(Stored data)
# # # # # # #

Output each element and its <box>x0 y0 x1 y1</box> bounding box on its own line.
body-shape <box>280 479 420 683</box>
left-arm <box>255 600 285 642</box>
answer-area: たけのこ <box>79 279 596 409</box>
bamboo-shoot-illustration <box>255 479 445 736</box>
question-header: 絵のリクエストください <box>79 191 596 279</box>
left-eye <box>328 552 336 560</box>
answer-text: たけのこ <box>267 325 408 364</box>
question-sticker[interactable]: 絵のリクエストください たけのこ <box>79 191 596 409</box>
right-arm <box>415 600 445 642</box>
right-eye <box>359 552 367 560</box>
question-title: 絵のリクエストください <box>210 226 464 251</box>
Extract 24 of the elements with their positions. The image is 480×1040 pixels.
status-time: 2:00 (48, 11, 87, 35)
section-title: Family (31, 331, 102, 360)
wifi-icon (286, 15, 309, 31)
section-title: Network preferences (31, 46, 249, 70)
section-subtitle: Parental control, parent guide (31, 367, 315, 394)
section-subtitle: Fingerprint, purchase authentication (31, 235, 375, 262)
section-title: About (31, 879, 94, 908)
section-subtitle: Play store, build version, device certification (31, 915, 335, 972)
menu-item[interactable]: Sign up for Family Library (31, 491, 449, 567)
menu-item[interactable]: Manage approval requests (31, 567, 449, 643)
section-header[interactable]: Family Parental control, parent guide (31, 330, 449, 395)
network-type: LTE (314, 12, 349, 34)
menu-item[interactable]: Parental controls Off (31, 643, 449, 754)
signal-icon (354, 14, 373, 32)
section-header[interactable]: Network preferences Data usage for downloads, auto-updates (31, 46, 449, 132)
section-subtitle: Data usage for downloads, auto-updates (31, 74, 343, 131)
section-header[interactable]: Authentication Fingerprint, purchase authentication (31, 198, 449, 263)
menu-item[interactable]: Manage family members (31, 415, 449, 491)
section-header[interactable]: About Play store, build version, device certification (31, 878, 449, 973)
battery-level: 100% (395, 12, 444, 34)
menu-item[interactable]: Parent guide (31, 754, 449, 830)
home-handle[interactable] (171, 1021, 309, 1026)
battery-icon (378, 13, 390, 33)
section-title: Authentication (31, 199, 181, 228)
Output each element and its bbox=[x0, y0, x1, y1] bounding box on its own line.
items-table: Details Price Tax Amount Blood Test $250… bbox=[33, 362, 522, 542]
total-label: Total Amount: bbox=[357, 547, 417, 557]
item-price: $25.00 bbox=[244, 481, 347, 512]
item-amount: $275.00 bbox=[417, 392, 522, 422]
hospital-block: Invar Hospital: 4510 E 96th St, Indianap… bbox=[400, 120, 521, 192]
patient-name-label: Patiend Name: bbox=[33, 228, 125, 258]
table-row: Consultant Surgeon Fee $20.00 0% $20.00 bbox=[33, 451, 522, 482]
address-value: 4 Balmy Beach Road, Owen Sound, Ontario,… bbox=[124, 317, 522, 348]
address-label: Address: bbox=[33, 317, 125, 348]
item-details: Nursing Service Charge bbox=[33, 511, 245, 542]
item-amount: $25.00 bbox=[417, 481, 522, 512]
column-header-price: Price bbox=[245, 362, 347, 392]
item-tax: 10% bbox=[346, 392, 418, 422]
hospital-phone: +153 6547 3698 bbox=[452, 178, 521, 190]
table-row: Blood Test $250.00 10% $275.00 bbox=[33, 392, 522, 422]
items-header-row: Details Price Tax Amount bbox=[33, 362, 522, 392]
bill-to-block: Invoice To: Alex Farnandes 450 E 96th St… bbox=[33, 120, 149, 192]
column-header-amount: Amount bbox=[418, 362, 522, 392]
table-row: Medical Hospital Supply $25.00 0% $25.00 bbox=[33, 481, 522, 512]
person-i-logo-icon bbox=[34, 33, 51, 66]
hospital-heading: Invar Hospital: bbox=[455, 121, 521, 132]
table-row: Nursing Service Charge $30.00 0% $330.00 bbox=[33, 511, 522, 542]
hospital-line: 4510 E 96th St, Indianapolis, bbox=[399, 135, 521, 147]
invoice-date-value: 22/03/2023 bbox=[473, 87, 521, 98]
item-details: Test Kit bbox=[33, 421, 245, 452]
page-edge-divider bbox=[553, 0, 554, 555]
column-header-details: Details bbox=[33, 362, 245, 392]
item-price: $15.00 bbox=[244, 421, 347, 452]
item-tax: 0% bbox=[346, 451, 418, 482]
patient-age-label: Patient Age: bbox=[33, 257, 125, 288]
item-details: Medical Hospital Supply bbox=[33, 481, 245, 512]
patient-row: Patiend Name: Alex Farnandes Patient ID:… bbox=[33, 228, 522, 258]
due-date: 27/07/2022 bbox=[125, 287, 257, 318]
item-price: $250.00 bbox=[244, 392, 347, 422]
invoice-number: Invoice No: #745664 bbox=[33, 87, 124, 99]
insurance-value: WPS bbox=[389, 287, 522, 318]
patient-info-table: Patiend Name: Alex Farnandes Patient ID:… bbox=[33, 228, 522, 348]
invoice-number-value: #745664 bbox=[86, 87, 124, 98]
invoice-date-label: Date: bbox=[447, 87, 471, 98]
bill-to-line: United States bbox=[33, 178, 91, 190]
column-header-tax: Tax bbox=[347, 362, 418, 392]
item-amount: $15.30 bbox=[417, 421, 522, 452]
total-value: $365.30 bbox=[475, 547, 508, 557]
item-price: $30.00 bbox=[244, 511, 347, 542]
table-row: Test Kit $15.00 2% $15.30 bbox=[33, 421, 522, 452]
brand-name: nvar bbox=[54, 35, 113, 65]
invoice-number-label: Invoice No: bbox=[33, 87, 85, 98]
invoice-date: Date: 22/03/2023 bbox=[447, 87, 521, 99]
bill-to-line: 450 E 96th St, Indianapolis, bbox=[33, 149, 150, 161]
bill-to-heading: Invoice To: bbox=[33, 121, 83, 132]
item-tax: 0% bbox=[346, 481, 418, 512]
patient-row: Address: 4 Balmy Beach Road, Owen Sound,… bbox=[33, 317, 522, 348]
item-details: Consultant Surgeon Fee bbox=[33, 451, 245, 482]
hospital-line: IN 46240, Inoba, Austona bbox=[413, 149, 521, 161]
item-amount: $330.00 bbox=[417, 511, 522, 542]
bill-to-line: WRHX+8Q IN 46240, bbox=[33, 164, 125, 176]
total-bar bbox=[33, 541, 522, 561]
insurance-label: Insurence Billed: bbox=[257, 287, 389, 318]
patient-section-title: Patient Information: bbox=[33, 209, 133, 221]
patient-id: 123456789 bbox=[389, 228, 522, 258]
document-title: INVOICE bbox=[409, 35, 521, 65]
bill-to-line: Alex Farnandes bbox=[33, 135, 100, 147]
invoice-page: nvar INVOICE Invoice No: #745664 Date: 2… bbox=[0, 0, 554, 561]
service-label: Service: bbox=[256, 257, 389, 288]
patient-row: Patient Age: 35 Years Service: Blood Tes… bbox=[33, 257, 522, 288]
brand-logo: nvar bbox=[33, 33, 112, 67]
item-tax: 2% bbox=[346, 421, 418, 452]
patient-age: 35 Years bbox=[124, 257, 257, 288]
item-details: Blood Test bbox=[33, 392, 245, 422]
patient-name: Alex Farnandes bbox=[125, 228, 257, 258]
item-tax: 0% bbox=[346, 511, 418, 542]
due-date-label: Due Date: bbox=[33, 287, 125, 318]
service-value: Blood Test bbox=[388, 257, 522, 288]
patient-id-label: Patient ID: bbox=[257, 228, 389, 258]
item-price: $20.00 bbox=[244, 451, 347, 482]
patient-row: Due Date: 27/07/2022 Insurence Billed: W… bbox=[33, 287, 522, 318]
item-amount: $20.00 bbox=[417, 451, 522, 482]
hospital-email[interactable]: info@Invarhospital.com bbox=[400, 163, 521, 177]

# # # # # # #

WORK TO COMPLETE
Duplicate every line of the stored data above, with no changes.

EXERCISE OUTPUT
Output each element and its <box>x0 y0 x1 y1</box> bounding box on its own line.
body-shape <box>280 479 420 683</box>
left-arm <box>255 600 285 642</box>
answer-area: たけのこ <box>79 279 596 409</box>
bamboo-shoot-illustration <box>255 479 445 736</box>
question-header: 絵のリクエストください <box>79 191 596 279</box>
left-eye <box>328 552 336 560</box>
answer-text: たけのこ <box>267 325 408 364</box>
question-sticker[interactable]: 絵のリクエストください たけのこ <box>79 191 596 409</box>
right-arm <box>415 600 445 642</box>
right-eye <box>359 552 367 560</box>
question-title: 絵のリクエストください <box>210 226 464 251</box>
Extract 24 of the elements with their positions. The image is 480×1040 pixels.
status-time: 2:00 (48, 11, 87, 35)
section-title: Family (31, 331, 102, 360)
wifi-icon (286, 15, 309, 31)
section-title: Network preferences (31, 46, 249, 70)
section-subtitle: Parental control, parent guide (31, 367, 315, 394)
section-subtitle: Fingerprint, purchase authentication (31, 235, 375, 262)
section-title: About (31, 879, 94, 908)
section-subtitle: Play store, build version, device certification (31, 915, 335, 972)
menu-item[interactable]: Sign up for Family Library (31, 491, 449, 567)
menu-item[interactable]: Manage approval requests (31, 567, 449, 643)
section-header[interactable]: Family Parental control, parent guide (31, 330, 449, 395)
network-type: LTE (314, 12, 349, 34)
menu-item[interactable]: Parental controls Off (31, 643, 449, 754)
signal-icon (354, 14, 373, 32)
section-header[interactable]: Network preferences Data usage for downloads, auto-updates (31, 46, 449, 132)
section-subtitle: Data usage for downloads, auto-updates (31, 74, 343, 131)
section-header[interactable]: Authentication Fingerprint, purchase authentication (31, 198, 449, 263)
menu-item[interactable]: Manage family members (31, 415, 449, 491)
section-header[interactable]: About Play store, build version, device certification (31, 878, 449, 973)
battery-level: 100% (395, 12, 444, 34)
menu-item[interactable]: Parent guide (31, 754, 449, 830)
home-handle[interactable] (171, 1021, 309, 1026)
battery-icon (378, 13, 390, 33)
section-title: Authentication (31, 199, 181, 228)
Output each element and its bbox=[x0, y0, x1, y1] bounding box on its own line.
items-table: Details Price Tax Amount Blood Test $250… bbox=[33, 362, 522, 542]
total-label: Total Amount: bbox=[357, 547, 417, 557]
item-price: $25.00 bbox=[244, 481, 347, 512]
item-amount: $275.00 bbox=[417, 392, 522, 422]
hospital-block: Invar Hospital: 4510 E 96th St, Indianap… bbox=[400, 120, 521, 192]
patient-name-label: Patiend Name: bbox=[33, 228, 125, 258]
table-row: Consultant Surgeon Fee $20.00 0% $20.00 bbox=[33, 451, 522, 482]
address-value: 4 Balmy Beach Road, Owen Sound, Ontario,… bbox=[124, 317, 522, 348]
address-label: Address: bbox=[33, 317, 125, 348]
item-details: Nursing Service Charge bbox=[33, 511, 245, 542]
item-amount: $25.00 bbox=[417, 481, 522, 512]
column-header-price: Price bbox=[245, 362, 347, 392]
item-tax: 10% bbox=[346, 392, 418, 422]
hospital-phone: +153 6547 3698 bbox=[452, 178, 521, 190]
table-row: Blood Test $250.00 10% $275.00 bbox=[33, 392, 522, 422]
items-header-row: Details Price Tax Amount bbox=[33, 362, 522, 392]
bill-to-block: Invoice To: Alex Farnandes 450 E 96th St… bbox=[33, 120, 149, 192]
column-header-amount: Amount bbox=[418, 362, 522, 392]
table-row: Medical Hospital Supply $25.00 0% $25.00 bbox=[33, 481, 522, 512]
person-i-logo-icon bbox=[34, 33, 51, 66]
hospital-heading: Invar Hospital: bbox=[455, 121, 521, 132]
table-row: Nursing Service Charge $30.00 0% $330.00 bbox=[33, 511, 522, 542]
hospital-line: 4510 E 96th St, Indianapolis, bbox=[399, 135, 521, 147]
invoice-date-value: 22/03/2023 bbox=[473, 87, 521, 98]
item-details: Test Kit bbox=[33, 421, 245, 452]
page-edge-divider bbox=[553, 0, 554, 555]
column-header-details: Details bbox=[33, 362, 245, 392]
item-price: $15.00 bbox=[244, 421, 347, 452]
item-tax: 0% bbox=[346, 451, 418, 482]
patient-age-label: Patient Age: bbox=[33, 257, 125, 288]
item-details: Medical Hospital Supply bbox=[33, 481, 245, 512]
patient-row: Patiend Name: Alex Farnandes Patient ID:… bbox=[33, 228, 522, 258]
due-date: 27/07/2022 bbox=[125, 287, 257, 318]
item-price: $250.00 bbox=[244, 392, 347, 422]
invoice-number: Invoice No: #745664 bbox=[33, 87, 124, 99]
insurance-value: WPS bbox=[389, 287, 522, 318]
patient-info-table: Patiend Name: Alex Farnandes Patient ID:… bbox=[33, 228, 522, 348]
invoice-number-value: #745664 bbox=[86, 87, 124, 98]
invoice-date-label: Date: bbox=[447, 87, 471, 98]
bill-to-line: United States bbox=[33, 178, 91, 190]
column-header-tax: Tax bbox=[347, 362, 418, 392]
item-amount: $15.30 bbox=[417, 421, 522, 452]
total-value: $365.30 bbox=[475, 547, 508, 557]
item-price: $30.00 bbox=[244, 511, 347, 542]
table-row: Test Kit $15.00 2% $15.30 bbox=[33, 421, 522, 452]
brand-name: nvar bbox=[54, 35, 113, 65]
invoice-number-label: Invoice No: bbox=[33, 87, 85, 98]
invoice-date: Date: 22/03/2023 bbox=[447, 87, 521, 99]
bill-to-line: 450 E 96th St, Indianapolis, bbox=[33, 149, 150, 161]
bill-to-heading: Invoice To: bbox=[33, 121, 83, 132]
item-tax: 0% bbox=[346, 481, 418, 512]
patient-row: Address: 4 Balmy Beach Road, Owen Sound,… bbox=[33, 317, 522, 348]
item-details: Consultant Surgeon Fee bbox=[33, 451, 245, 482]
hospital-line: IN 46240, Inoba, Austona bbox=[413, 149, 521, 161]
item-amount: $330.00 bbox=[417, 511, 522, 542]
bill-to-line: WRHX+8Q IN 46240, bbox=[33, 164, 125, 176]
total-bar bbox=[33, 541, 522, 561]
insurance-label: Insurence Billed: bbox=[257, 287, 389, 318]
patient-section-title: Patient Information: bbox=[33, 209, 133, 221]
patient-id: 123456789 bbox=[389, 228, 522, 258]
document-title: INVOICE bbox=[409, 35, 521, 65]
bill-to-line: Alex Farnandes bbox=[33, 135, 100, 147]
invoice-page: nvar INVOICE Invoice No: #745664 Date: 2… bbox=[0, 0, 554, 561]
service-label: Service: bbox=[256, 257, 389, 288]
patient-row: Patient Age: 35 Years Service: Blood Tes… bbox=[33, 257, 522, 288]
brand-logo: nvar bbox=[33, 33, 112, 67]
item-tax: 2% bbox=[346, 421, 418, 452]
patient-age: 35 Years bbox=[124, 257, 257, 288]
item-details: Blood Test bbox=[33, 392, 245, 422]
patient-name: Alex Farnandes bbox=[125, 228, 257, 258]
item-tax: 0% bbox=[346, 511, 418, 542]
due-date-label: Due Date: bbox=[33, 287, 125, 318]
service-value: Blood Test bbox=[388, 257, 522, 288]
patient-id-label: Patient ID: bbox=[257, 228, 389, 258]
item-price: $20.00 bbox=[244, 451, 347, 482]
patient-row: Due Date: 27/07/2022 Insurence Billed: W… bbox=[33, 287, 522, 318]
item-amount: $20.00 bbox=[417, 451, 522, 482]
hospital-email[interactable]: info@Invarhospital.com bbox=[400, 163, 521, 177]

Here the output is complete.